### ROWS
[START]

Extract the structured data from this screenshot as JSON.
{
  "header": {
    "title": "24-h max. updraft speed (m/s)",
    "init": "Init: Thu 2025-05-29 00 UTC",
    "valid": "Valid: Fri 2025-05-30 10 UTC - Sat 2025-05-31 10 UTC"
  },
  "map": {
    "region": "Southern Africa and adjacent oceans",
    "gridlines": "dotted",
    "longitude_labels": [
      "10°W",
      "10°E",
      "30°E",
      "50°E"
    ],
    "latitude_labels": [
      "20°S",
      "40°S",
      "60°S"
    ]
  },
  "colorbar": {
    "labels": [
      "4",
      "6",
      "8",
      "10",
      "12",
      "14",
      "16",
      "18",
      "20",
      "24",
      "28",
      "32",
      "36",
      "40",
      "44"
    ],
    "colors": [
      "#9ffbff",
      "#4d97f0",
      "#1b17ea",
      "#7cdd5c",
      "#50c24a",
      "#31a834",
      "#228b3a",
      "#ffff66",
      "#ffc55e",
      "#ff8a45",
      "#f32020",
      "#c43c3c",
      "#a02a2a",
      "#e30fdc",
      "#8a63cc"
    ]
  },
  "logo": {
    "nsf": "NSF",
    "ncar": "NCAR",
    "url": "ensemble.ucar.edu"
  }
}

[END]

### WHAT NEEDS TO BE DONE
Write out every entry again, keeping each line exactly the same.

### TASK OUTPUT
Extract the structured data from this screenshot as JSON.
{
  "header": {
    "title": "24-h max. updraft speed (m/s)",
    "init": "Init: Thu 2025-05-29 00 UTC",
    "valid": "Valid: Fri 2025-05-30 10 UTC - Sat 2025-05-31 10 UTC"
  },
  "map": {
    "region": "Southern Africa and adjacent oceans",
    "gridlines": "dotted",
    "longitude_labels": [
      "10°W",
      "10°E",
      "30°E",
      "50°E"
    ],
    "latitude_labels": [
      "20°S",
      "40°S",
      "60°S"
    ]
  },
  "colorbar": {
    "labels": [
      "4",
      "6",
      "8",
      "10",
      "12",
      "14",
      "16",
      "18",
      "20",
      "24",
      "28",
      "32",
      "36",
      "40",
      "44"
    ],
    "colors": [
      "#9ffbff",
      "#4d97f0",
      "#1b17ea",
      "#7cdd5c",
      "#50c24a",
      "#31a834",
      "#228b3a",
      "#ffff66",
      "#ffc55e",
      "#ff8a45",
      "#f32020",
      "#c43c3c",
      "#a02a2a",
      "#e30fdc",
      "#8a63cc"
    ]
  },
  "logo": {
    "nsf": "NSF",
    "ncar": "NCAR",
    "url": "ensemble.ucar.edu"
  }
}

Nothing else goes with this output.